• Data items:
· · · ·

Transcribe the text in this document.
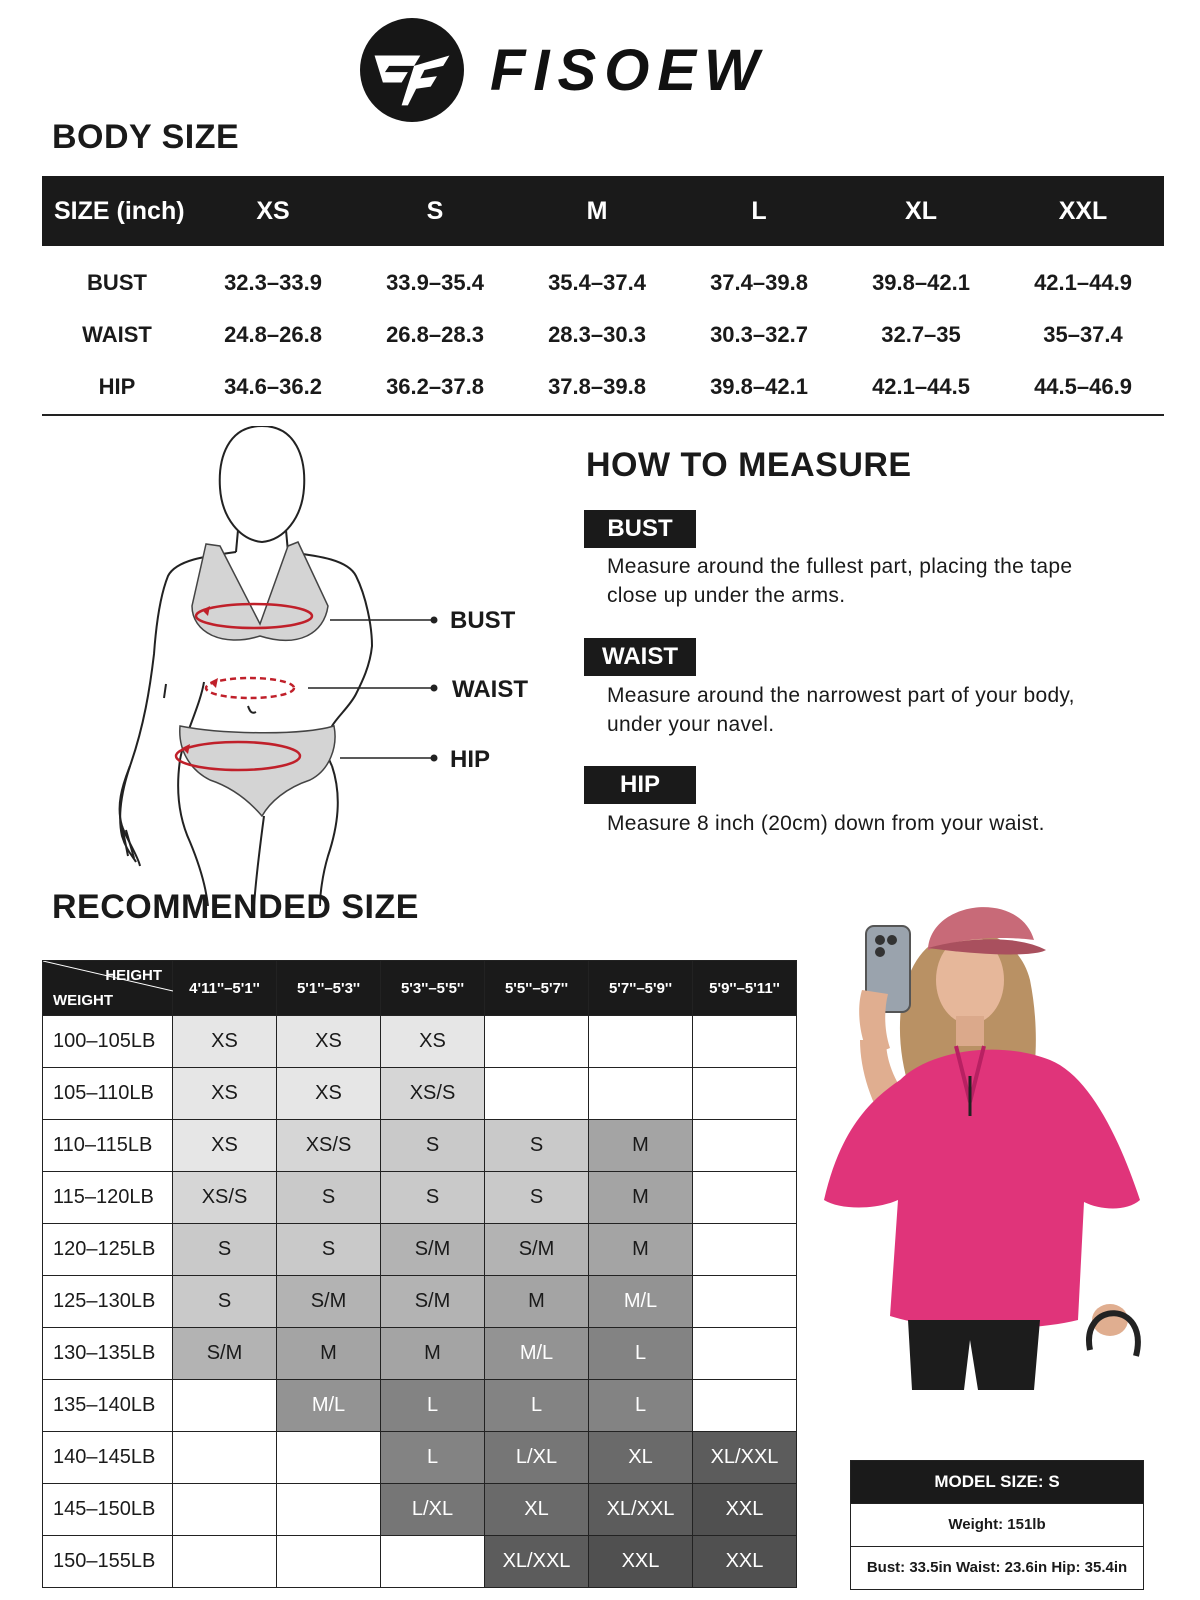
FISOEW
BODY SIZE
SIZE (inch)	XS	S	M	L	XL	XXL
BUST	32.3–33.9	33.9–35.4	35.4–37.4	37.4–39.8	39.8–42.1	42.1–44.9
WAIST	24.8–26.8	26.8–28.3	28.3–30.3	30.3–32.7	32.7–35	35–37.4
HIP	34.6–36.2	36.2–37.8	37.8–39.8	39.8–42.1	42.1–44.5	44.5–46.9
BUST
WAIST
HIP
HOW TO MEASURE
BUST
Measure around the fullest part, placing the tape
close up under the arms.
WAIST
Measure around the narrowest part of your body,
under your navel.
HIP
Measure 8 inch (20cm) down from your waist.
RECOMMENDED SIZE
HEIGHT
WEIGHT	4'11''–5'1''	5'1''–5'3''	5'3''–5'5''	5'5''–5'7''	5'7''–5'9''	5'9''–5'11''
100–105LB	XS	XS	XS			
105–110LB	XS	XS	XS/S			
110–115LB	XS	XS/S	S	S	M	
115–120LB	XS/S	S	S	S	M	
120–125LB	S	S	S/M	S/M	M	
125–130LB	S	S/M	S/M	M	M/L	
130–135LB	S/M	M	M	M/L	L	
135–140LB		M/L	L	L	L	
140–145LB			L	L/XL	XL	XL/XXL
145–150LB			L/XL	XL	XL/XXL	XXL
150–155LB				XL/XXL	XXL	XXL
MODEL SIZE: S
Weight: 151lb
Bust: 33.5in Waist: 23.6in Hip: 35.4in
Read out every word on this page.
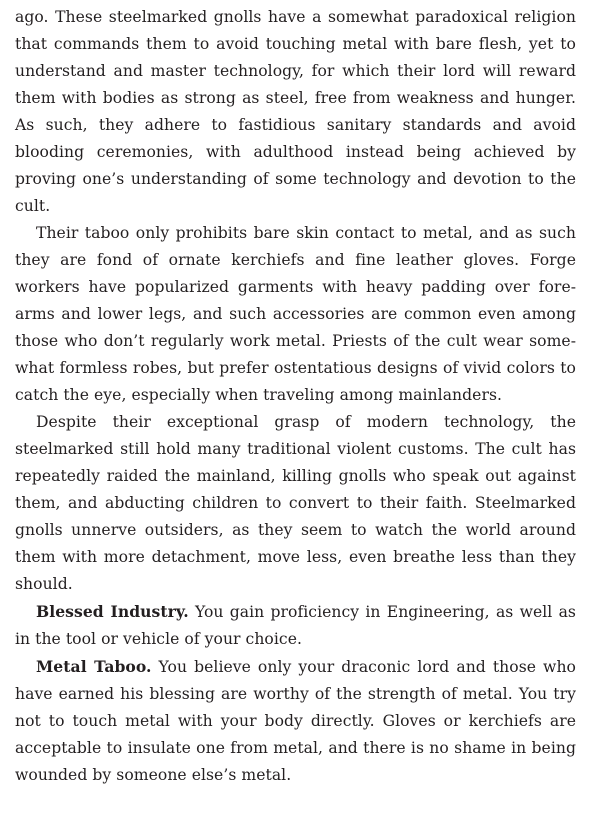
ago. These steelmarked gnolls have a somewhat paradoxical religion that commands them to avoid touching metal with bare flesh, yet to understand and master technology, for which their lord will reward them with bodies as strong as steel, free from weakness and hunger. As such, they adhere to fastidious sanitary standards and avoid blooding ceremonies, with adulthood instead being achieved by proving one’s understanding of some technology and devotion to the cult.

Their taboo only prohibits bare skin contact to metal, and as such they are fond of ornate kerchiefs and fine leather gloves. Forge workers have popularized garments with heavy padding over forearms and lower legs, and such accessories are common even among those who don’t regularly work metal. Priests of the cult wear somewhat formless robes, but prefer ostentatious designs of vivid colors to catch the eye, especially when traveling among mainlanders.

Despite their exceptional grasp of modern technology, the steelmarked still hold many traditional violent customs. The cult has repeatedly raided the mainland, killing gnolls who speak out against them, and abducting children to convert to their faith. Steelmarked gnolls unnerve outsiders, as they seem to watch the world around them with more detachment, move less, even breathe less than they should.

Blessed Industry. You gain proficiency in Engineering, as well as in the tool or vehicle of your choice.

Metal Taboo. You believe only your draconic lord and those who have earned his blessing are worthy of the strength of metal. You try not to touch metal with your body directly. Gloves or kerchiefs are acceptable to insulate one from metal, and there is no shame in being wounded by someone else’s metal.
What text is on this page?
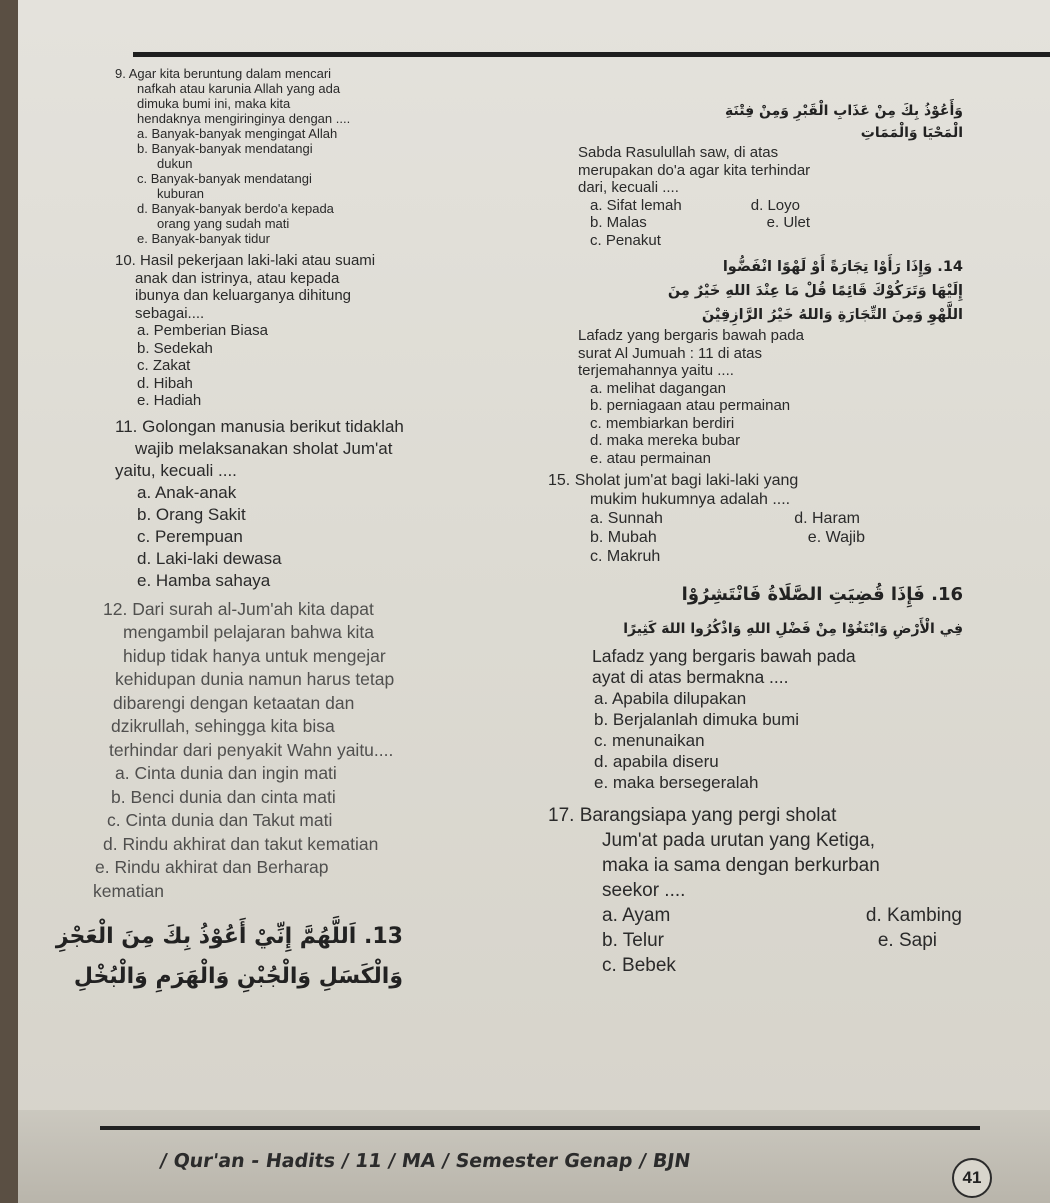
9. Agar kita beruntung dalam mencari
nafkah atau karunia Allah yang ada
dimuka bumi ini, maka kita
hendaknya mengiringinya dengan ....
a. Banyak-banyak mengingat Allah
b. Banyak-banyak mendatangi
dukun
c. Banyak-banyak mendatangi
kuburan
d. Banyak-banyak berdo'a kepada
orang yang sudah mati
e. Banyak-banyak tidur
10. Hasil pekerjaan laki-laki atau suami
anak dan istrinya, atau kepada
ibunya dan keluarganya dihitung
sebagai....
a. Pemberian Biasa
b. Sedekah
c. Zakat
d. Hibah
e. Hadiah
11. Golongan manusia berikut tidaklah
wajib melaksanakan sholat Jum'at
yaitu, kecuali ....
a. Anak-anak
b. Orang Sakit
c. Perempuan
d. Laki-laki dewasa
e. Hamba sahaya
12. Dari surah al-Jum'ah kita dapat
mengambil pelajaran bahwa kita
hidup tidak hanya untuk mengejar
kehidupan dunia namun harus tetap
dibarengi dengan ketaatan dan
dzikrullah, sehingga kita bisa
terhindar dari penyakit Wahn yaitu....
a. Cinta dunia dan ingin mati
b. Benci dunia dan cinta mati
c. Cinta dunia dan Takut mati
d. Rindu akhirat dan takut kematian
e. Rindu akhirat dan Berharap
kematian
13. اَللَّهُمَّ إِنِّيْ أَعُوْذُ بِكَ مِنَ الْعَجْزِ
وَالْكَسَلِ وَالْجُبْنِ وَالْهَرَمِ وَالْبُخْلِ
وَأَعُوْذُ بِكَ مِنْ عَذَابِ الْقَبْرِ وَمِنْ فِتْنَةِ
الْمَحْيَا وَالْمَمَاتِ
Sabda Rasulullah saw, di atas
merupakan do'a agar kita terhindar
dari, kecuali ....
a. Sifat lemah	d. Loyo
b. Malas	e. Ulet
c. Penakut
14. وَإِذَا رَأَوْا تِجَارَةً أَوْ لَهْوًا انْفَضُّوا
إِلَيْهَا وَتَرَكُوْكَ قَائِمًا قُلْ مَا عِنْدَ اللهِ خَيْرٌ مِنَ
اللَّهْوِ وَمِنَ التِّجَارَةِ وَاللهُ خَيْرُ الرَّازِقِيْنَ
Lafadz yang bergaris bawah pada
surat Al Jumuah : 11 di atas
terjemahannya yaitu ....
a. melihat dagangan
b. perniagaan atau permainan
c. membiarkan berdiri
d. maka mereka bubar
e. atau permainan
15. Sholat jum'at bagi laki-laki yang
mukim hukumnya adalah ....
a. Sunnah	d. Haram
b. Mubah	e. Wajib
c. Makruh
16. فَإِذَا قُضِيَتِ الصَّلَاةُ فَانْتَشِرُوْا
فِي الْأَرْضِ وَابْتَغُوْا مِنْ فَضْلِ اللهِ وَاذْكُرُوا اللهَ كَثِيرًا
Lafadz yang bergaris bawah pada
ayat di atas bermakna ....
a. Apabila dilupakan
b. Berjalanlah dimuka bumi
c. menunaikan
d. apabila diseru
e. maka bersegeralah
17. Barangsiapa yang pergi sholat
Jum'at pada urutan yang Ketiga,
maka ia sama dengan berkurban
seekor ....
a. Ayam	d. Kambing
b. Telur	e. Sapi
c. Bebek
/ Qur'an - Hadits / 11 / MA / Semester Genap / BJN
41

· · · ·

• Exercise description: Collect the complete line wherever the string "atas" appears in the records.

• Correct answer:
Sabda Rasulullah saw, di atas
surat Al Jumuah : 11 di atas
ayat di atas bermakna ....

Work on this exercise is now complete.